* Data section
>> BEGIN

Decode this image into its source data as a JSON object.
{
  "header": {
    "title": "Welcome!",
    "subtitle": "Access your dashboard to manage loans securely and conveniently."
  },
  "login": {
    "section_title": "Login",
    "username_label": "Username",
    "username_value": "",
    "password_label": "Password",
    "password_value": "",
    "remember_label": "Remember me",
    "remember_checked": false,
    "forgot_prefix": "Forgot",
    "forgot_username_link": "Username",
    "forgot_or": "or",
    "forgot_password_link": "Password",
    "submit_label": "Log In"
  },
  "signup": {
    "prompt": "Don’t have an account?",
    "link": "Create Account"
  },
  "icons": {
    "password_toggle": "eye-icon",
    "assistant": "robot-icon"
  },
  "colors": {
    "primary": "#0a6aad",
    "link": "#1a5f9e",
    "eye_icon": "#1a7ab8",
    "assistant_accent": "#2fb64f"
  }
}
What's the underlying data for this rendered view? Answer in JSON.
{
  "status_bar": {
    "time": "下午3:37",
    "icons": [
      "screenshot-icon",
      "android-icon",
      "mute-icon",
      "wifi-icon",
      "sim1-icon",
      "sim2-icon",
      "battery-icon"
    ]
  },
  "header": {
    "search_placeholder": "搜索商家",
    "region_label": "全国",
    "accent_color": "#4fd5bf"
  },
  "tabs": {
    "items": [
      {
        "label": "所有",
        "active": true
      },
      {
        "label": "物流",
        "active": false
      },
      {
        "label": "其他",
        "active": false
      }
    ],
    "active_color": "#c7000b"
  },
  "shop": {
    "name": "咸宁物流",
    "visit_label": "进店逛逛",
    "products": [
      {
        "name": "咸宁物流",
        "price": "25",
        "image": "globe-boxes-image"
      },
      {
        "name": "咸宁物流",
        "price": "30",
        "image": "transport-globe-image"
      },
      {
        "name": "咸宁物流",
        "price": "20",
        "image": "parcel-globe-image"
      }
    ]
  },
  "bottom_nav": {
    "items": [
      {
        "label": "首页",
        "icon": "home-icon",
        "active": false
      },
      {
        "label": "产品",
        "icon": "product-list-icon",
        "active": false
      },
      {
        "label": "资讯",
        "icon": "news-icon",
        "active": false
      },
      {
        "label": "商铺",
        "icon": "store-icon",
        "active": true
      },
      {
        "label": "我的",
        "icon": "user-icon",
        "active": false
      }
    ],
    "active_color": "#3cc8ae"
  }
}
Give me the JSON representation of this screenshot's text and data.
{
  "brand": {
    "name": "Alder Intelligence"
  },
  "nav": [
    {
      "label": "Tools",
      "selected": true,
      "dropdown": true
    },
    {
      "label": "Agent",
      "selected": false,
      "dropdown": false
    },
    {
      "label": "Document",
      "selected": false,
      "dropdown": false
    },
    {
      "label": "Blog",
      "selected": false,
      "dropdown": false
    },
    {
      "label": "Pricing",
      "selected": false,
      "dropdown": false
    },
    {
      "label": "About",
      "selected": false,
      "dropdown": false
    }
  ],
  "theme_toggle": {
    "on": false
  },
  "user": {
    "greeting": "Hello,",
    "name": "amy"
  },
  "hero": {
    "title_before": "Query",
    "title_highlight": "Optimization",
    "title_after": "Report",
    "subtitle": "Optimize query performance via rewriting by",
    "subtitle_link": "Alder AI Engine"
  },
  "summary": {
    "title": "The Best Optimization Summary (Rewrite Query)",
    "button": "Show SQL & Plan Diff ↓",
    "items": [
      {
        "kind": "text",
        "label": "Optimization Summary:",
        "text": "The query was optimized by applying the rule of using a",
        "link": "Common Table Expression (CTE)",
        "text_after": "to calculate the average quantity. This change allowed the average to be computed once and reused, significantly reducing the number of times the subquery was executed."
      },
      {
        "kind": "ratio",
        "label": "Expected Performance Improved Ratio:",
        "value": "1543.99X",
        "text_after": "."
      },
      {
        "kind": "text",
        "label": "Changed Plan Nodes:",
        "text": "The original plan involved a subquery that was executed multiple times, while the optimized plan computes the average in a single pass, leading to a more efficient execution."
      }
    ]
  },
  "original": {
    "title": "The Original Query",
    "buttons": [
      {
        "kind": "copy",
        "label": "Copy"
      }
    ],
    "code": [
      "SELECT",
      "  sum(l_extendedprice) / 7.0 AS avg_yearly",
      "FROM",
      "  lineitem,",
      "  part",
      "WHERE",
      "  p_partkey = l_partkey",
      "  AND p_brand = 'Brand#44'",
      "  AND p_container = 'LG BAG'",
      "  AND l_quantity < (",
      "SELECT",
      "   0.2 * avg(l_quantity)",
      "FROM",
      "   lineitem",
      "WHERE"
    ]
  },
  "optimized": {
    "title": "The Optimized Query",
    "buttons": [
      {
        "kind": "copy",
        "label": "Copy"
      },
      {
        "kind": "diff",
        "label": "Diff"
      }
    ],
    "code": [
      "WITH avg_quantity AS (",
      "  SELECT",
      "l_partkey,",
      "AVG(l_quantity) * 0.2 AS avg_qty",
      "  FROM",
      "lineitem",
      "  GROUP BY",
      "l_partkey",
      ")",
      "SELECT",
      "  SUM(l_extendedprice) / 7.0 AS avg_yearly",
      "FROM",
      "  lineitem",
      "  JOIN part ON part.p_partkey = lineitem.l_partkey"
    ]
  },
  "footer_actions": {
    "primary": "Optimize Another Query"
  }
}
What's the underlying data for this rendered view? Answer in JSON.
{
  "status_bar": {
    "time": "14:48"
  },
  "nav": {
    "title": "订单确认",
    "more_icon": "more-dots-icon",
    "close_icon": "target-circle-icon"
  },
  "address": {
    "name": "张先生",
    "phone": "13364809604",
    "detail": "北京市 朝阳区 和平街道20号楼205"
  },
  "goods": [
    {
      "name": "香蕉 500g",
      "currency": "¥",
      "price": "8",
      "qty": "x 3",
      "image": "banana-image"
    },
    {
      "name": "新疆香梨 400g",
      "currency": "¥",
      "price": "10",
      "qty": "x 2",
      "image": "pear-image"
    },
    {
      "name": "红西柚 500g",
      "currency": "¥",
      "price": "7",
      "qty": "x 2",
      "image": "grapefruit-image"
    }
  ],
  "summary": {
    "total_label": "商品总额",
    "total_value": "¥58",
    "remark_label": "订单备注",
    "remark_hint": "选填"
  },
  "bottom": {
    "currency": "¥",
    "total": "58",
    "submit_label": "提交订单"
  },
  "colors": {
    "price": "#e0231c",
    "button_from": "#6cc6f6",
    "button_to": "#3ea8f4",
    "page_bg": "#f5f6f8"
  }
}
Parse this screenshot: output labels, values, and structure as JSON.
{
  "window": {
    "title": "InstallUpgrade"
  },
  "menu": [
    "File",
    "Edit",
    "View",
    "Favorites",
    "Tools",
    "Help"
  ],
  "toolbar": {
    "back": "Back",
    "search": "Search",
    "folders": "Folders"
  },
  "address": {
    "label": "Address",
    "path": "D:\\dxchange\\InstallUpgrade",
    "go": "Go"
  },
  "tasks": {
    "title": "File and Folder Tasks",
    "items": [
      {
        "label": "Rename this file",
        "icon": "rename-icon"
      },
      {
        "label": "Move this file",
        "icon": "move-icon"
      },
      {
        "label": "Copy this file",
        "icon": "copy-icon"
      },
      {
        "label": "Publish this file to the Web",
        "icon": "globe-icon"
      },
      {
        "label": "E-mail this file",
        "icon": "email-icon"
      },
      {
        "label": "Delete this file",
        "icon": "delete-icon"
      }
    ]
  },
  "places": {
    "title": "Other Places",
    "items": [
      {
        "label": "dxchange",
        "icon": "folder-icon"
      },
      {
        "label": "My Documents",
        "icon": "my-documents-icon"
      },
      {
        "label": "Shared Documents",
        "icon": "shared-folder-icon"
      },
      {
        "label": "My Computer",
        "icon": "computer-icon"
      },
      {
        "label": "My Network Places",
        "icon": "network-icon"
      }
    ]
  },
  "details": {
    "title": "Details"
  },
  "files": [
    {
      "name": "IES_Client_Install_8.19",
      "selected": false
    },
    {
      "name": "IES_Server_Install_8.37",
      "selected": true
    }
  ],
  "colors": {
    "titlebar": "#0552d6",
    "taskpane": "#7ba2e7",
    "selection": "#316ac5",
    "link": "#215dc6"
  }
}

>> END

* Problem
Search the entries for the string "InstallUpgrade" and collect each line that has it.

* Task answer
    "title": "InstallUpgrade"
    "path": "D:\\dxchange\\InstallUpgrade",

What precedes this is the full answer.